*EXERCISE GOAL:* Determine which lines contain the word "households", then copy those lines.
══ RECORDS FOR PROCESSING
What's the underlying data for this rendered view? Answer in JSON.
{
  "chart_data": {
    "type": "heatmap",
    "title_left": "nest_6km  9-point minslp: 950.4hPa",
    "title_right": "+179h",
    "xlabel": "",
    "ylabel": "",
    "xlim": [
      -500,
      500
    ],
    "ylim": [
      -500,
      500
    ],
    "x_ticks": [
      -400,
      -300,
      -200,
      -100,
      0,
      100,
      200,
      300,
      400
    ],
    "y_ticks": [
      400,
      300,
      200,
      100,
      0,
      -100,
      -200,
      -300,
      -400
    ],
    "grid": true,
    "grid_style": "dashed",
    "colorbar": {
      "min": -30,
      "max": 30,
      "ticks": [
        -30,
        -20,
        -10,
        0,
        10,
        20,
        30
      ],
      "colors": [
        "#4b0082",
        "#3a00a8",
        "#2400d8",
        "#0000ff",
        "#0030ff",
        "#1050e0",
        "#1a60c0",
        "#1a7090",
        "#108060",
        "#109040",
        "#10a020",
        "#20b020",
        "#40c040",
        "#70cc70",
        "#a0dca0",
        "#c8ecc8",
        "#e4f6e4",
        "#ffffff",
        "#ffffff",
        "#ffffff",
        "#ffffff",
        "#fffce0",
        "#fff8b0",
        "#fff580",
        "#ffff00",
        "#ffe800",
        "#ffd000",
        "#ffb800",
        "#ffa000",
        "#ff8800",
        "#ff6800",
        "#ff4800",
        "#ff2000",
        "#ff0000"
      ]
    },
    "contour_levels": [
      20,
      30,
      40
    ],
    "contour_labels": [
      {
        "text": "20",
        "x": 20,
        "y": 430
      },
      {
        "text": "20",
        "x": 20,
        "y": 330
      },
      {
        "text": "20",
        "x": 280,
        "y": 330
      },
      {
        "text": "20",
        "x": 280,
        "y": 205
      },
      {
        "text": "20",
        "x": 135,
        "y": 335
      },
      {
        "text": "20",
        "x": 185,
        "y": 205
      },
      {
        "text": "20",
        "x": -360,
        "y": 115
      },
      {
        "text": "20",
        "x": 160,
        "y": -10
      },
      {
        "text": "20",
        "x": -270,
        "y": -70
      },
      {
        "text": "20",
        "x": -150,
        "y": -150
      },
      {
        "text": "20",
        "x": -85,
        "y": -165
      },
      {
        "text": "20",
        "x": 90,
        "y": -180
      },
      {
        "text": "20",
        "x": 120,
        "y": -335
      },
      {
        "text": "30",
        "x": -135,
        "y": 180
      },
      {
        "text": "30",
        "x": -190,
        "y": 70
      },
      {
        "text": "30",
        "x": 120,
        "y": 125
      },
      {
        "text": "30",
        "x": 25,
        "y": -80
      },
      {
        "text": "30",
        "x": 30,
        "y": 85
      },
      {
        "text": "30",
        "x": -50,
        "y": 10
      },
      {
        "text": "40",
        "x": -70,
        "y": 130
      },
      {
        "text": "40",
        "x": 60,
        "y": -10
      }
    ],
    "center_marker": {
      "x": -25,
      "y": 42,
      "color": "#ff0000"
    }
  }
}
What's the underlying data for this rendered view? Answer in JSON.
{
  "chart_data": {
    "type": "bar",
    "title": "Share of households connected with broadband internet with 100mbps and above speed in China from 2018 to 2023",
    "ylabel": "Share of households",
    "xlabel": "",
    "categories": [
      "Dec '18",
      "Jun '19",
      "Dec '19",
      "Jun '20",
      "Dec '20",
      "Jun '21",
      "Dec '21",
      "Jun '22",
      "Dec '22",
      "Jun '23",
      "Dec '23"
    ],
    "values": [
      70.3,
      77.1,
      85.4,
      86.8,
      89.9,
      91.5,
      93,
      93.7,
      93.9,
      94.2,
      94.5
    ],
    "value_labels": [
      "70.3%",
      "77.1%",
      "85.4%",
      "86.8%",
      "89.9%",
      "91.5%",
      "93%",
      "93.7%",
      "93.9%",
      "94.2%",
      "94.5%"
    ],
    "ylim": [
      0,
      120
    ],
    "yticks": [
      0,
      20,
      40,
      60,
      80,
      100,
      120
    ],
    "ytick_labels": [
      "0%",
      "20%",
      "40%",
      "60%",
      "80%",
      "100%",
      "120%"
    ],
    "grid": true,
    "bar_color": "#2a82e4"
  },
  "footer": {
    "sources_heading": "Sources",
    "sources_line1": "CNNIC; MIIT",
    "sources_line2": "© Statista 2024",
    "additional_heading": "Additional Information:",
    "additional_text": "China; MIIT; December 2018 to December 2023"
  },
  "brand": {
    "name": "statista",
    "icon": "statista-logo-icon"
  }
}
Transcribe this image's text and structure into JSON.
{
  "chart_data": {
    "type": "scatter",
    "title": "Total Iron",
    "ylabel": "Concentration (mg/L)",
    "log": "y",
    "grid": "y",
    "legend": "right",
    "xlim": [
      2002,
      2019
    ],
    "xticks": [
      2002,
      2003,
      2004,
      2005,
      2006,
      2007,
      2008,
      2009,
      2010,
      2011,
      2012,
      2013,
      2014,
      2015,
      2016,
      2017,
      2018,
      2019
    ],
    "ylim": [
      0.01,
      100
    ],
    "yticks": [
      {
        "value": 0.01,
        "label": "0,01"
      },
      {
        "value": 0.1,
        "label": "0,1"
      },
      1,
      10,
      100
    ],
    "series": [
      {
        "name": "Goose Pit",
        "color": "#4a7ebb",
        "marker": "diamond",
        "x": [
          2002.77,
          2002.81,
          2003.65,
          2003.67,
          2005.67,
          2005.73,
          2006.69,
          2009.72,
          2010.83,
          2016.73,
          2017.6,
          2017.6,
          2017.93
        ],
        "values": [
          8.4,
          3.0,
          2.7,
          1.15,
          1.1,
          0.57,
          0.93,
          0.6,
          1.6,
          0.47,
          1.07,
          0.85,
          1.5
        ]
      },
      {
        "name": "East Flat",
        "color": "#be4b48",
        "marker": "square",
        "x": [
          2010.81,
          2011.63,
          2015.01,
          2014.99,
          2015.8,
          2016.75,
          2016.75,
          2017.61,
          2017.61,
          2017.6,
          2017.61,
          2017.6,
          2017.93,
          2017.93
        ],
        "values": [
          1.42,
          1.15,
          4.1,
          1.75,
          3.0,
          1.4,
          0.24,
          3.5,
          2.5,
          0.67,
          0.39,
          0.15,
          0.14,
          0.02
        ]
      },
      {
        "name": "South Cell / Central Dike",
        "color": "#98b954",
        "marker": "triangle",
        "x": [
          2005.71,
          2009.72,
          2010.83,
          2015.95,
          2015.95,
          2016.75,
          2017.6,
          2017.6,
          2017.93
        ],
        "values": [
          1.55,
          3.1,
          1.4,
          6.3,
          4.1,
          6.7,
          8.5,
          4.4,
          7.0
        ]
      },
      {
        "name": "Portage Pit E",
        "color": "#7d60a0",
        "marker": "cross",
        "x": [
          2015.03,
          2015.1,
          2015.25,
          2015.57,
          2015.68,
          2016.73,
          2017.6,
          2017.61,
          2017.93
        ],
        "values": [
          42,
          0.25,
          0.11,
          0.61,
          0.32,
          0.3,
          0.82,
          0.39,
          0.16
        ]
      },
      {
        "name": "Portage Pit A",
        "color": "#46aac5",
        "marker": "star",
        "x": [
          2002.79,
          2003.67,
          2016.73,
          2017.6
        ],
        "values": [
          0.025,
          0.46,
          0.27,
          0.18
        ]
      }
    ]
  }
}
════
*THE COMPLETED TASK:*
    "title": "Share of households connected with broadband internet with 100mbps and above speed in China from 2018 to 2023",
    "ylabel": "Share of households",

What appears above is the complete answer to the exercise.